--- start of GIVEN INFORMATION ---

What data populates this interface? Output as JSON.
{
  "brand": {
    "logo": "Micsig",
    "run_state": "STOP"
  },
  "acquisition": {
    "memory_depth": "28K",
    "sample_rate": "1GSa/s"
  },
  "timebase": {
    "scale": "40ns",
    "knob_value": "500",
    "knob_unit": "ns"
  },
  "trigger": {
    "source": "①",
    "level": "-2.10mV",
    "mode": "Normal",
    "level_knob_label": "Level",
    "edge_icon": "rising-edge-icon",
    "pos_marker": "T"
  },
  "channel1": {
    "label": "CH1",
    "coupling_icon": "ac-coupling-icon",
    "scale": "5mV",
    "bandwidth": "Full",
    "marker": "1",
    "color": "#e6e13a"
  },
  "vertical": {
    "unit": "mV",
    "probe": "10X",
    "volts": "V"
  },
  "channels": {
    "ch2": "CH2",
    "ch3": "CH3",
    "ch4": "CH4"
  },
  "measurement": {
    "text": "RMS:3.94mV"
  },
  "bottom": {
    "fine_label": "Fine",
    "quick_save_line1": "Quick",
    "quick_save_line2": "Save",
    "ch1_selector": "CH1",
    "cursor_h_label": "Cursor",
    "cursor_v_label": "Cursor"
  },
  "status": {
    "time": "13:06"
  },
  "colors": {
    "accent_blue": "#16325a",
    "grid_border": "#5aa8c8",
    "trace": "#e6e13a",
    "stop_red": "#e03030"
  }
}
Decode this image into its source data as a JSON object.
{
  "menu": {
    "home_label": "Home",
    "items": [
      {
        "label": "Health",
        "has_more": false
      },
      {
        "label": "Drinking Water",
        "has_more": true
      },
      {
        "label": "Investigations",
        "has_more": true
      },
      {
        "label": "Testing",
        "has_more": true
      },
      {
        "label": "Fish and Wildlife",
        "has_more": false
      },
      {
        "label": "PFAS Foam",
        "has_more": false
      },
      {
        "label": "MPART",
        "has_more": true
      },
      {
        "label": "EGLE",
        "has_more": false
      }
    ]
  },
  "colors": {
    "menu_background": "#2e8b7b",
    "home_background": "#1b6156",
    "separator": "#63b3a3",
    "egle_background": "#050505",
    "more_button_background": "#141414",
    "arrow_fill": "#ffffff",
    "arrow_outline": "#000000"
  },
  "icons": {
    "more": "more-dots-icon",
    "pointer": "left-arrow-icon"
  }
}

--- end of GIVEN INFORMATION ---
--- start of GIVEN INFORMATION ---

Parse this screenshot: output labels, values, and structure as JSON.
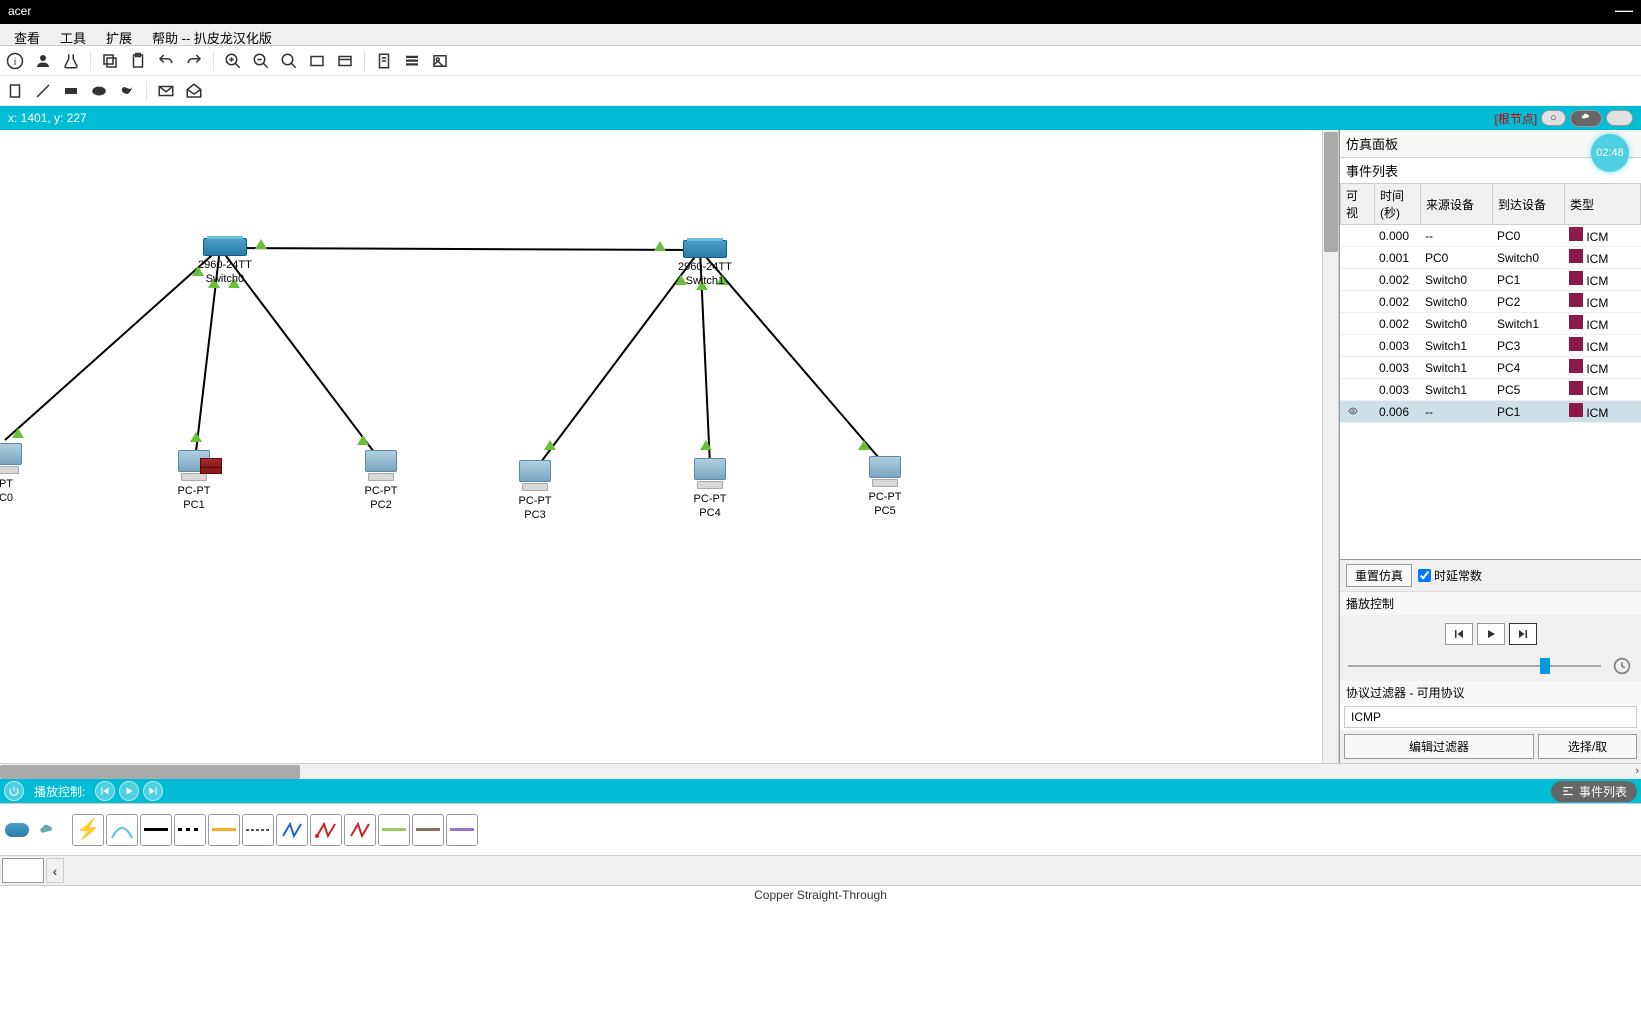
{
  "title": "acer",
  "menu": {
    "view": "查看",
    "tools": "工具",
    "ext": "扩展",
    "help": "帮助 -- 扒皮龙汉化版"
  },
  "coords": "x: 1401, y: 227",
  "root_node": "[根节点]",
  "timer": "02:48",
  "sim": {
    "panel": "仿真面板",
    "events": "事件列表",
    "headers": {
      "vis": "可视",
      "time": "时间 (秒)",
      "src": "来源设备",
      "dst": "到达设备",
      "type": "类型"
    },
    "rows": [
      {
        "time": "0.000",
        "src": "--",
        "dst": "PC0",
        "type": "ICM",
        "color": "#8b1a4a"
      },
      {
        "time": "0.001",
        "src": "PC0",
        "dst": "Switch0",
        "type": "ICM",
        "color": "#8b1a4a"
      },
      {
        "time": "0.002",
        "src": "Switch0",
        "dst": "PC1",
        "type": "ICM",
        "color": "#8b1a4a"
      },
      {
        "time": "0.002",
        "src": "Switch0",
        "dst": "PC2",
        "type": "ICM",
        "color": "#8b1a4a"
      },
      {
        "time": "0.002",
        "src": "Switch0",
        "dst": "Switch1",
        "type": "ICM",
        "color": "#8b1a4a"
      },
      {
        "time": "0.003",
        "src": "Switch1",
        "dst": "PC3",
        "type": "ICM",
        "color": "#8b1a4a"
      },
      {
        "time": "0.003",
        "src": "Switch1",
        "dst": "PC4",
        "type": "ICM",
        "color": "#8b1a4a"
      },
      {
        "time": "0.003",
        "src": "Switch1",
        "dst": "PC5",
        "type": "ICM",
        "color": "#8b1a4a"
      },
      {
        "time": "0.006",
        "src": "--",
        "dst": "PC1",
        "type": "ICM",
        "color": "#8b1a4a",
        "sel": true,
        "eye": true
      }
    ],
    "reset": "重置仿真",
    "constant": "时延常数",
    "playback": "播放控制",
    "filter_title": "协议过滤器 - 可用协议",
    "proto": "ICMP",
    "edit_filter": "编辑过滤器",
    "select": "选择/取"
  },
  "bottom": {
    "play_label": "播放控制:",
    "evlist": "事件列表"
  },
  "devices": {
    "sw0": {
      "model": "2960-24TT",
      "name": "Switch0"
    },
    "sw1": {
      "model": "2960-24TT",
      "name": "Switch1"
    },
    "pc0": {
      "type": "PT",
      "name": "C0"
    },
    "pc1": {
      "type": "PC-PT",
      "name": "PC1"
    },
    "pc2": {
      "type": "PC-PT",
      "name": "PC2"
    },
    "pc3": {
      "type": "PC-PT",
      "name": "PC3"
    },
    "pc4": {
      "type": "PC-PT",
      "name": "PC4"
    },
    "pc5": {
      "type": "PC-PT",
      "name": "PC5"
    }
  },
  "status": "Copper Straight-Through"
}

--- end of GIVEN INFORMATION ---

TASK INSTRUCTIONS
Search the lines above for the string "status" and copy each line that has it.

ANSWER
  "status": {
  "status": "Copper Straight-Through"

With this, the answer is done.